_INSTRUCTIONS TO FOLLOW_
Quote every line of the material beneath this one.

╭──

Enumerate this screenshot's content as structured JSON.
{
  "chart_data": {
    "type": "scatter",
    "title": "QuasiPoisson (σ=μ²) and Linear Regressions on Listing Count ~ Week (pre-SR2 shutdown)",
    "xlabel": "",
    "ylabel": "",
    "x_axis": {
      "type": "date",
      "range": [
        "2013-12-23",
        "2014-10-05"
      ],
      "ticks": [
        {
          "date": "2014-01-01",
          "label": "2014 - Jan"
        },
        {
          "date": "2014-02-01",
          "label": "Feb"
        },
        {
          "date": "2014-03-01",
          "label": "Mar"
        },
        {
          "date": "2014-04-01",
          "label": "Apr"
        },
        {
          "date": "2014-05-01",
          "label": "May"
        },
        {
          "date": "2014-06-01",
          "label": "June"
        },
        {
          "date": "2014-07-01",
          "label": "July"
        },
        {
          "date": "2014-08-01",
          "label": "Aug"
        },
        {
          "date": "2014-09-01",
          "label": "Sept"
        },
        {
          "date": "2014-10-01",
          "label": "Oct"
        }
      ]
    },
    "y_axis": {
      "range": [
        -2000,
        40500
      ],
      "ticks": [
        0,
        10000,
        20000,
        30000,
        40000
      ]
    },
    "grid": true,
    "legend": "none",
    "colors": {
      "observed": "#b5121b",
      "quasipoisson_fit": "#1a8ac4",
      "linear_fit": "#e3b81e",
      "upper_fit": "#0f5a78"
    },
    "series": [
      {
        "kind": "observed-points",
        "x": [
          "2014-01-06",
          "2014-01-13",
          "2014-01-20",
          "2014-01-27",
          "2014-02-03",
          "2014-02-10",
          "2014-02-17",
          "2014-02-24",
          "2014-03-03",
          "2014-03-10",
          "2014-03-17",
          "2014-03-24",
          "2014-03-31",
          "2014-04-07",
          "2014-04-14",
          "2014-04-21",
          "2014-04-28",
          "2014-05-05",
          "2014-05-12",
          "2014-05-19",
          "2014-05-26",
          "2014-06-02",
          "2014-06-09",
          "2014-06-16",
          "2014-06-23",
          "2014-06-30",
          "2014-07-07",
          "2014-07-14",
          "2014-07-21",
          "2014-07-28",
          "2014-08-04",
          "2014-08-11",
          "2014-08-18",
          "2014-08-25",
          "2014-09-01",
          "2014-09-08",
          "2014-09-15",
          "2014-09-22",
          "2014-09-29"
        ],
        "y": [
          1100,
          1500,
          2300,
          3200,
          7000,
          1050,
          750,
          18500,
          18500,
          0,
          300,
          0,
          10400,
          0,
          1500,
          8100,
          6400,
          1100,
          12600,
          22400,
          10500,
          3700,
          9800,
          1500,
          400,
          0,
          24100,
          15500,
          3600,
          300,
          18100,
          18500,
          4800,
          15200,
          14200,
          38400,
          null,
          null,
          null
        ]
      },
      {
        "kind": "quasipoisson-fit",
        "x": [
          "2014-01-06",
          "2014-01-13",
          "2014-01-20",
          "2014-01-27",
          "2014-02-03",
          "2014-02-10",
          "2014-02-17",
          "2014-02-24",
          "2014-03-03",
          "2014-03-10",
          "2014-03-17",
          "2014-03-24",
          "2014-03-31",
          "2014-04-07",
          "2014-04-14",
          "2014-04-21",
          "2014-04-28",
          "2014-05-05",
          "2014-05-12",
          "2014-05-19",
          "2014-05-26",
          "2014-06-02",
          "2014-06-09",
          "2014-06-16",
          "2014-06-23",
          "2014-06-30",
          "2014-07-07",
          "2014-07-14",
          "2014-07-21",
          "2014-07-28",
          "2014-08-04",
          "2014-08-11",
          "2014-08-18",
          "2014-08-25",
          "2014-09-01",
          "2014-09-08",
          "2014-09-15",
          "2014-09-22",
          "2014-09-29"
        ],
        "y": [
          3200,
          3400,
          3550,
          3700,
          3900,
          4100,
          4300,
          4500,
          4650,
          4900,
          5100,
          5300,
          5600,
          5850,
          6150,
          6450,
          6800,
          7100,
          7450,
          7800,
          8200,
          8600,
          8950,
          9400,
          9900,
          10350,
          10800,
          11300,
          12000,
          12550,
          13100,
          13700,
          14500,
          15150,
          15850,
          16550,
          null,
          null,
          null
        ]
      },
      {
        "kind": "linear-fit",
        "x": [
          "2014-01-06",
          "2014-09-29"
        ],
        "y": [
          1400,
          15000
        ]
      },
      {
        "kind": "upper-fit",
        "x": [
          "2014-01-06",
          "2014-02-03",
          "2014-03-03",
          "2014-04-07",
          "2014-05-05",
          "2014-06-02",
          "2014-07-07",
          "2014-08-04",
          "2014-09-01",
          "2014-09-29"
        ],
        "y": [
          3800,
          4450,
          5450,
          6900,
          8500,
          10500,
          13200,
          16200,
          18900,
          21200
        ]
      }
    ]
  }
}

╰──

_RESULT FOR THIS TASK_
Enumerate this screenshot's content as structured JSON.
{
  "chart_data": {
    "type": "scatter",
    "title": "QuasiPoisson (σ=μ²) and Linear Regressions on Listing Count ~ Week (pre-SR2 shutdown)",
    "xlabel": "",
    "ylabel": "",
    "x_axis": {
      "type": "date",
      "range": [
        "2013-12-23",
        "2014-10-05"
      ],
      "ticks": [
        {
          "date": "2014-01-01",
          "label": "2014 - Jan"
        },
        {
          "date": "2014-02-01",
          "label": "Feb"
        },
        {
          "date": "2014-03-01",
          "label": "Mar"
        },
        {
          "date": "2014-04-01",
          "label": "Apr"
        },
        {
          "date": "2014-05-01",
          "label": "May"
        },
        {
          "date": "2014-06-01",
          "label": "June"
        },
        {
          "date": "2014-07-01",
          "label": "July"
        },
        {
          "date": "2014-08-01",
          "label": "Aug"
        },
        {
          "date": "2014-09-01",
          "label": "Sept"
        },
        {
          "date": "2014-10-01",
          "label": "Oct"
        }
      ]
    },
    "y_axis": {
      "range": [
        -2000,
        40500
      ],
      "ticks": [
        0,
        10000,
        20000,
        30000,
        40000
      ]
    },
    "grid": true,
    "legend": "none",
    "colors": {
      "observed": "#b5121b",
      "quasipoisson_fit": "#1a8ac4",
      "linear_fit": "#e3b81e",
      "upper_fit": "#0f5a78"
    },
    "series": [
      {
        "kind": "observed-points",
        "x": [
          "2014-01-06",
          "2014-01-13",
          "2014-01-20",
          "2014-01-27",
          "2014-02-03",
          "2014-02-10",
          "2014-02-17",
          "2014-02-24",
          "2014-03-03",
          "2014-03-10",
          "2014-03-17",
          "2014-03-24",
          "2014-03-31",
          "2014-04-07",
          "2014-04-14",
          "2014-04-21",
          "2014-04-28",
          "2014-05-05",
          "2014-05-12",
          "2014-05-19",
          "2014-05-26",
          "2014-06-02",
          "2014-06-09",
          "2014-06-16",
          "2014-06-23",
          "2014-06-30",
          "2014-07-07",
          "2014-07-14",
          "2014-07-21",
          "2014-07-28",
          "2014-08-04",
          "2014-08-11",
          "2014-08-18",
          "2014-08-25",
          "2014-09-01",
          "2014-09-08",
          "2014-09-15",
          "2014-09-22",
          "2014-09-29"
        ],
        "y": [
          1100,
          1500,
          2300,
          3200,
          7000,
          1050,
          750,
          18500,
          18500,
          0,
          300,
          0,
          10400,
          0,
          1500,
          8100,
          6400,
          1100,
          12600,
          22400,
          10500,
          3700,
          9800,
          1500,
          400,
          0,
          24100,
          15500,
          3600,
          300,
          18100,
          18500,
          4800,
          15200,
          14200,
          38400,
          null,
          null,
          null
        ]
      },
      {
        "kind": "quasipoisson-fit",
        "x": [
          "2014-01-06",
          "2014-01-13",
          "2014-01-20",
          "2014-01-27",
          "2014-02-03",
          "2014-02-10",
          "2014-02-17",
          "2014-02-24",
          "2014-03-03",
          "2014-03-10",
          "2014-03-17",
          "2014-03-24",
          "2014-03-31",
          "2014-04-07",
          "2014-04-14",
          "2014-04-21",
          "2014-04-28",
          "2014-05-05",
          "2014-05-12",
          "2014-05-19",
          "2014-05-26",
          "2014-06-02",
          "2014-06-09",
          "2014-06-16",
          "2014-06-23",
          "2014-06-30",
          "2014-07-07",
          "2014-07-14",
          "2014-07-21",
          "2014-07-28",
          "2014-08-04",
          "2014-08-11",
          "2014-08-18",
          "2014-08-25",
          "2014-09-01",
          "2014-09-08",
          "2014-09-15",
          "2014-09-22",
          "2014-09-29"
        ],
        "y": [
          3200,
          3400,
          3550,
          3700,
          3900,
          4100,
          4300,
          4500,
          4650,
          4900,
          5100,
          5300,
          5600,
          5850,
          6150,
          6450,
          6800,
          7100,
          7450,
          7800,
          8200,
          8600,
          8950,
          9400,
          9900,
          10350,
          10800,
          11300,
          12000,
          12550,
          13100,
          13700,
          14500,
          15150,
          15850,
          16550,
          null,
          null,
          null
        ]
      },
      {
        "kind": "linear-fit",
        "x": [
          "2014-01-06",
          "2014-09-29"
        ],
        "y": [
          1400,
          15000
        ]
      },
      {
        "kind": "upper-fit",
        "x": [
          "2014-01-06",
          "2014-02-03",
          "2014-03-03",
          "2014-04-07",
          "2014-05-05",
          "2014-06-02",
          "2014-07-07",
          "2014-08-04",
          "2014-09-01",
          "2014-09-29"
        ],
        "y": [
          3800,
          4450,
          5450,
          6900,
          8500,
          10500,
          13200,
          16200,
          18900,
          21200
        ]
      }
    ]
  }
}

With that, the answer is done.